PROVIDED INFORMATION:
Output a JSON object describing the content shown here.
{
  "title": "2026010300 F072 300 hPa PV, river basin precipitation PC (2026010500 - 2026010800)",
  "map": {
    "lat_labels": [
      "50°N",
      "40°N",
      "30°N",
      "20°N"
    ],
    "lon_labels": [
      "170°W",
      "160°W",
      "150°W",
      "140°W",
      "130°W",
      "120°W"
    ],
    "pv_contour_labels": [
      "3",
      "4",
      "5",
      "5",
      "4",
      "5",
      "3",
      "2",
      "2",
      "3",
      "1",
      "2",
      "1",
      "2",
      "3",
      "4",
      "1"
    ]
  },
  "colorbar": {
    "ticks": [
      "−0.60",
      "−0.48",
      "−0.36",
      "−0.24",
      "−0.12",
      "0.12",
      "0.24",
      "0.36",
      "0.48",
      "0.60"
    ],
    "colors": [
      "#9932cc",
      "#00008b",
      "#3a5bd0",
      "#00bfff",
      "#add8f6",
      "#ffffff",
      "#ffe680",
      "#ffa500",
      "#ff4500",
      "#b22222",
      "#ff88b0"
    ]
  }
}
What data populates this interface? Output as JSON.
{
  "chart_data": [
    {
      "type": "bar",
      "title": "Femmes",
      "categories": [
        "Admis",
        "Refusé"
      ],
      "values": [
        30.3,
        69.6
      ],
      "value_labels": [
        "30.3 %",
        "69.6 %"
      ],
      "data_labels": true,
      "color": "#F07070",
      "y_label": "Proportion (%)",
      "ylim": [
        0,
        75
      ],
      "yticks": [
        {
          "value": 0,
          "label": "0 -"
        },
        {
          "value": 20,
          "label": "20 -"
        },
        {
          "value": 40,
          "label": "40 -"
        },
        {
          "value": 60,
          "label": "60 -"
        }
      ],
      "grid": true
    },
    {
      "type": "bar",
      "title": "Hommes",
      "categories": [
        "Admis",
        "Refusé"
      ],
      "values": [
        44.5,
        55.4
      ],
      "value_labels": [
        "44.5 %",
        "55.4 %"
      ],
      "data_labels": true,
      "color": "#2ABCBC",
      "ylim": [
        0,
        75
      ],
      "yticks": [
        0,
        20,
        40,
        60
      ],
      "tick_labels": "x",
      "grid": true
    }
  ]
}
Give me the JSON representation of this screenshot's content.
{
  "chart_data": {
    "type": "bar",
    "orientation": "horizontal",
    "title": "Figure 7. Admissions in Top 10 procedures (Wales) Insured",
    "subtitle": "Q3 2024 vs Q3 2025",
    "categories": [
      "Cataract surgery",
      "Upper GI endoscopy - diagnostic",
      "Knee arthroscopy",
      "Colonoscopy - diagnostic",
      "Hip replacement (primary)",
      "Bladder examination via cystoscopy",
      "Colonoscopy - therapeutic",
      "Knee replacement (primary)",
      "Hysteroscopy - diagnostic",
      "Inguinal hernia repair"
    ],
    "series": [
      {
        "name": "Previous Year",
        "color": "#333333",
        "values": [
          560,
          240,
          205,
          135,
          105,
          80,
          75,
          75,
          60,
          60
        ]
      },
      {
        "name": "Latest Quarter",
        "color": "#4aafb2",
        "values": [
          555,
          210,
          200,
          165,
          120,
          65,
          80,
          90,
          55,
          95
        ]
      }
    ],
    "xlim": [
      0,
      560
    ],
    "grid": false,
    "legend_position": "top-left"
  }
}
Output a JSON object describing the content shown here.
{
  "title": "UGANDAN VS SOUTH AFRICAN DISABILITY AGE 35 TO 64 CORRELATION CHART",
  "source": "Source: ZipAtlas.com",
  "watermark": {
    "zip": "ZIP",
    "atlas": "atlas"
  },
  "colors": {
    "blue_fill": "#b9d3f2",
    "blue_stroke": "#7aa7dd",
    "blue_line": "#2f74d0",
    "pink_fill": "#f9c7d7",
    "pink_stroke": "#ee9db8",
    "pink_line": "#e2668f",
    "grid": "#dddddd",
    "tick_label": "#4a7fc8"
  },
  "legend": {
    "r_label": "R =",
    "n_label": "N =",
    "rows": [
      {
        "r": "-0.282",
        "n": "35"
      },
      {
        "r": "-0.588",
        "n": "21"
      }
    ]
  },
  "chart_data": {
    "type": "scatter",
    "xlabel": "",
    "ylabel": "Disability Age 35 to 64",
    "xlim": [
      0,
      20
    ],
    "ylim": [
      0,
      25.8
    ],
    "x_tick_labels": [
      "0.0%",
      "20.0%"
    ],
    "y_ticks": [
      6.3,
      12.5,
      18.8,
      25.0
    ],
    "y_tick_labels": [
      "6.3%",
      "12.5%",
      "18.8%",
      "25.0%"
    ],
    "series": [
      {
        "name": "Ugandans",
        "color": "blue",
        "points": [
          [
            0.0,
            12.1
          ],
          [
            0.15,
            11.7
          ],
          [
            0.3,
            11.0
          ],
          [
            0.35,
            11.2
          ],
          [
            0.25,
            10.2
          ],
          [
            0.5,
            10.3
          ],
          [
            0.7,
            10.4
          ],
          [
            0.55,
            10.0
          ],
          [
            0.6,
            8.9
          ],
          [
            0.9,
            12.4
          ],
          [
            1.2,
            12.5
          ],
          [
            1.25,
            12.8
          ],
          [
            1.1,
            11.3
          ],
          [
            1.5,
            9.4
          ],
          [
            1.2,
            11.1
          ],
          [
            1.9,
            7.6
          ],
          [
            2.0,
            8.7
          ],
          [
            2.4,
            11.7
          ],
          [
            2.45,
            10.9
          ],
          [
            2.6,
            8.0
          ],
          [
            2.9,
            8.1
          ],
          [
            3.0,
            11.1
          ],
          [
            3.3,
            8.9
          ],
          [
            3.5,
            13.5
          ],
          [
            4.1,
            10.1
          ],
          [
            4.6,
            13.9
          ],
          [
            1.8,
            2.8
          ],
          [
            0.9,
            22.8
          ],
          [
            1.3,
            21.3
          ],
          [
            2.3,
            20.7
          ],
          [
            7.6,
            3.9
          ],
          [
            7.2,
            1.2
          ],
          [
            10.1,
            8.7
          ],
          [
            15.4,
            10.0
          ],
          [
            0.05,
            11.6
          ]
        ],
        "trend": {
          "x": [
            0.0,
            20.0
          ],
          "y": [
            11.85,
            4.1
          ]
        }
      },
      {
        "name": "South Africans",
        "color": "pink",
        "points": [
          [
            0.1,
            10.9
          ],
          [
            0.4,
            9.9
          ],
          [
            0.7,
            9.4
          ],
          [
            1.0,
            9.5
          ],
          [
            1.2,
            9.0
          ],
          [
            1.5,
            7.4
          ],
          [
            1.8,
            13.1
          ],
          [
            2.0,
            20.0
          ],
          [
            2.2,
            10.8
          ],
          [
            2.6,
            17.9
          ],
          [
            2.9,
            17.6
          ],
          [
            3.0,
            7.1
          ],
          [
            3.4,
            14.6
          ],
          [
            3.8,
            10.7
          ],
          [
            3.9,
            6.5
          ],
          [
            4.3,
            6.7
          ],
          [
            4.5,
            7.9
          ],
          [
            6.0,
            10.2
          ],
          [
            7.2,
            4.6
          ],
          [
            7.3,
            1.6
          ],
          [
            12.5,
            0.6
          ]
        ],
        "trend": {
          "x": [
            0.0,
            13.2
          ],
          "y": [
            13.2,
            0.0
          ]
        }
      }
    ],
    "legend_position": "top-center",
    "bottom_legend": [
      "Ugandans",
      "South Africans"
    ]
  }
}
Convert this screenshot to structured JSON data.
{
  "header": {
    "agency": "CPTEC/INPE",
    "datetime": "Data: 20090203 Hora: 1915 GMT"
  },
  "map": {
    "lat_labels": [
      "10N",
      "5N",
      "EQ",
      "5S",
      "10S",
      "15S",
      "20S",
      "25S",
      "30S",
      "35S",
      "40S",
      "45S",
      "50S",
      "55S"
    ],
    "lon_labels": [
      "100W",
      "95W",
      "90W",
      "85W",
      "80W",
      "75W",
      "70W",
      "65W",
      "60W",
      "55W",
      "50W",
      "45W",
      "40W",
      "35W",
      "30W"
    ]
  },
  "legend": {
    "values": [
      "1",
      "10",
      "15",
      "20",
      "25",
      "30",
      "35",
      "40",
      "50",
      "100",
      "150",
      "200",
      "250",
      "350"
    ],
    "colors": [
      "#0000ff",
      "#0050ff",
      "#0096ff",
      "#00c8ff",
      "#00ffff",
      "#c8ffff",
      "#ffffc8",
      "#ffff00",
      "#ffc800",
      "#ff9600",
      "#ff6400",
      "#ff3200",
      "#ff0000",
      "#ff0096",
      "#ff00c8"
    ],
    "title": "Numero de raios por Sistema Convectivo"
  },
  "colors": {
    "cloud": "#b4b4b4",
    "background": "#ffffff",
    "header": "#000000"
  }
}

PROBLEM TO SOLVE: Search the listing for the word "this" and return each line that holds it.

OUTPUT OF THE EXERCISE:
What data populates this interface? Output as JSON.
Give me the JSON representation of this screenshot's content.
Convert this screenshot to structured JSON data.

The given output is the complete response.